- **Aim**
Return each line of the records holding the string "acogida".

[Items from a data source]
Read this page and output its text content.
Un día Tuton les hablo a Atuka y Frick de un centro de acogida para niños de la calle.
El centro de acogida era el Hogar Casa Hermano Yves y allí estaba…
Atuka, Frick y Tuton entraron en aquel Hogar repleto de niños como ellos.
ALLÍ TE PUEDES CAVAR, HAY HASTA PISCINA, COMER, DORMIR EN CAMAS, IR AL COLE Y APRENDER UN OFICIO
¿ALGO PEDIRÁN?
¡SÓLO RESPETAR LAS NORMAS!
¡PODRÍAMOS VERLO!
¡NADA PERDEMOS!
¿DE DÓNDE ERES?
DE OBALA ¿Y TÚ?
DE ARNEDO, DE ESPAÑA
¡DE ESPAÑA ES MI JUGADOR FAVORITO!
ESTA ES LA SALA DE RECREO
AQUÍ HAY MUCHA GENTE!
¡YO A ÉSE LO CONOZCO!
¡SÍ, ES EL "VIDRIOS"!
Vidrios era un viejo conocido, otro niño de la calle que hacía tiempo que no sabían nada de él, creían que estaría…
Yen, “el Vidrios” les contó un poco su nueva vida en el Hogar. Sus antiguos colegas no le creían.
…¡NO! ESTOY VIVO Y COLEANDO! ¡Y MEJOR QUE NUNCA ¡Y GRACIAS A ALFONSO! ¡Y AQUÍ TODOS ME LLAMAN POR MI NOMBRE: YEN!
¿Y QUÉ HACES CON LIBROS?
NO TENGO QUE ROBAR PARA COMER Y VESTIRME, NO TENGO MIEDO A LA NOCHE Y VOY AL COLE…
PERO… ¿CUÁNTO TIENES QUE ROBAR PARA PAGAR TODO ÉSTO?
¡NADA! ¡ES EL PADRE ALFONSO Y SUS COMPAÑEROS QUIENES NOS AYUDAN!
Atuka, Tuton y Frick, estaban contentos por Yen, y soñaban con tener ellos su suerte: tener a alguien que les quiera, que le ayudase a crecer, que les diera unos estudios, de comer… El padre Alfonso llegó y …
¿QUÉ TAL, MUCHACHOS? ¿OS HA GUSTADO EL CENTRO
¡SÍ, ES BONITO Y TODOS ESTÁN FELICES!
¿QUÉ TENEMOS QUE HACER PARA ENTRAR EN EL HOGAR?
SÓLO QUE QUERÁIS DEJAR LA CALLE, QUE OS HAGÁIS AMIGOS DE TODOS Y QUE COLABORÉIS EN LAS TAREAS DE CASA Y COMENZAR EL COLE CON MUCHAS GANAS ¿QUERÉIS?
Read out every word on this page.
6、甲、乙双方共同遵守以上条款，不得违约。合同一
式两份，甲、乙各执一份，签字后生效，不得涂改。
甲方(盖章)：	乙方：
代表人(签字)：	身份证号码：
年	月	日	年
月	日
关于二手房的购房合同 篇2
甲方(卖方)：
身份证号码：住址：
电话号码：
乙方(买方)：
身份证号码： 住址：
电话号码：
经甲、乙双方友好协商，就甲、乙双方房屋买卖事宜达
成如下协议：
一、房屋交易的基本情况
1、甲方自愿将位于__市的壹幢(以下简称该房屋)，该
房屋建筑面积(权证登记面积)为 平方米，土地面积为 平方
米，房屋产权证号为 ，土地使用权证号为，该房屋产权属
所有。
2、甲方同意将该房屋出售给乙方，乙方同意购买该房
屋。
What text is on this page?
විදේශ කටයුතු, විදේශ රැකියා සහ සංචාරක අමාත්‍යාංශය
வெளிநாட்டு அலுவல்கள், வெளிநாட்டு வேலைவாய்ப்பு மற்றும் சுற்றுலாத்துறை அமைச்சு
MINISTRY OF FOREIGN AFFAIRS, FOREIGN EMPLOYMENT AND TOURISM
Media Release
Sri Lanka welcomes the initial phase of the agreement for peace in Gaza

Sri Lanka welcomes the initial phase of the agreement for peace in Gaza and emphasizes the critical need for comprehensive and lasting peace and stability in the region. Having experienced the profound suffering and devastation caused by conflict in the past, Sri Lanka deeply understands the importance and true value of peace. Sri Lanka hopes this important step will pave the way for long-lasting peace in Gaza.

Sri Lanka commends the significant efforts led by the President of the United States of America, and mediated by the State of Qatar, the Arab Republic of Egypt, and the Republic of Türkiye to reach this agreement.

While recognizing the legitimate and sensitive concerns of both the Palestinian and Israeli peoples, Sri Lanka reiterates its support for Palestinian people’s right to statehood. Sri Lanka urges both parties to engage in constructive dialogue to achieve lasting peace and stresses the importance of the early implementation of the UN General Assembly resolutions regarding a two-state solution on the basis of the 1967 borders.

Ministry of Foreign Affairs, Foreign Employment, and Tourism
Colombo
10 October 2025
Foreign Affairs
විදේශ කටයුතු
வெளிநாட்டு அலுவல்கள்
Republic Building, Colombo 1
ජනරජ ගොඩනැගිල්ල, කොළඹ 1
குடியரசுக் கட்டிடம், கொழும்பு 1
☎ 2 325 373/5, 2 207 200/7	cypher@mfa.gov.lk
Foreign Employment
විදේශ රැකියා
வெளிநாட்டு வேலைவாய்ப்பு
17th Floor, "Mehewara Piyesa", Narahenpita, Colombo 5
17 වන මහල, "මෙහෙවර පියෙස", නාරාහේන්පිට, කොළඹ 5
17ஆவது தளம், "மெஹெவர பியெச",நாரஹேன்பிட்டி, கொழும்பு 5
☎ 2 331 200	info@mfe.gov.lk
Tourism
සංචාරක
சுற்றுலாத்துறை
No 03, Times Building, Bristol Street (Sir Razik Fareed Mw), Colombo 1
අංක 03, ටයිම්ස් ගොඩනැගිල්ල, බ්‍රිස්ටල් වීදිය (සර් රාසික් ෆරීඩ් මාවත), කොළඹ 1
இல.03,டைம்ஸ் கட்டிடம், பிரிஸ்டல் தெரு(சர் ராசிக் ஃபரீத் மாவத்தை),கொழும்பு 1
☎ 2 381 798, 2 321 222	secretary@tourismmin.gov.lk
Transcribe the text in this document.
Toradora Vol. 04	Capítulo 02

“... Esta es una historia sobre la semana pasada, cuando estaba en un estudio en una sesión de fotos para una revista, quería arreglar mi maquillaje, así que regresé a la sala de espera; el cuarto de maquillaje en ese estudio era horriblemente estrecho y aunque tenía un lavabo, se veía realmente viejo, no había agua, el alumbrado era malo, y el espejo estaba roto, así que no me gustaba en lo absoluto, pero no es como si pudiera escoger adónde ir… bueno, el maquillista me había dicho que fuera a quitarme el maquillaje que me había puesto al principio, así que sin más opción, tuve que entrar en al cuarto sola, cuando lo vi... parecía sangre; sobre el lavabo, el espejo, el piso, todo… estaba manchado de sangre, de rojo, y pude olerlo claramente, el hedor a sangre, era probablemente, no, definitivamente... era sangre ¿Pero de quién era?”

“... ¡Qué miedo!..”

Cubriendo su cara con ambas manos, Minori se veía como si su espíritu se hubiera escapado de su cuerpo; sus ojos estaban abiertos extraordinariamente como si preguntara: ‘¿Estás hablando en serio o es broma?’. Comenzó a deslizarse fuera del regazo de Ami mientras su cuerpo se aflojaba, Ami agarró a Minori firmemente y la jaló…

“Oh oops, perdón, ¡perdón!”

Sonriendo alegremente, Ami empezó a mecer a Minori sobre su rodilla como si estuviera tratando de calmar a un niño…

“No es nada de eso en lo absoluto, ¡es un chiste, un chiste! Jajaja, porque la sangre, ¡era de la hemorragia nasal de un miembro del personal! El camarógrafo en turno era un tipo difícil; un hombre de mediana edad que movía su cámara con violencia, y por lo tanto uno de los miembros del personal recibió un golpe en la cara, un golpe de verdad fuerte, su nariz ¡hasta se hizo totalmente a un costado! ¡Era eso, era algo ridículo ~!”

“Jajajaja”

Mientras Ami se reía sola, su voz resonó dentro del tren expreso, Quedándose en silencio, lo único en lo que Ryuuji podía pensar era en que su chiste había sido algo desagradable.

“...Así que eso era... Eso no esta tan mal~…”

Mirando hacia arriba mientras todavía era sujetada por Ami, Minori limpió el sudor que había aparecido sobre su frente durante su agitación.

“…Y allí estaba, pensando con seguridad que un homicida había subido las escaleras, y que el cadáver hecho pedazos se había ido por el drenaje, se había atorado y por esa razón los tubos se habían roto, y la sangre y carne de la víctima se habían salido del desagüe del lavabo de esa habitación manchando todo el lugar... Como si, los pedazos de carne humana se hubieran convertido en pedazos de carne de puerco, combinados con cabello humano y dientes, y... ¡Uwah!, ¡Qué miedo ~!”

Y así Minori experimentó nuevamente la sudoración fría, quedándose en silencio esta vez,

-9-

- **Written reply**
Un día Tuton les hablo a Atuka y Frick de un centro de acogida para niños de la calle.
El centro de acogida era el Hogar Casa Hermano Yves y allí estaba…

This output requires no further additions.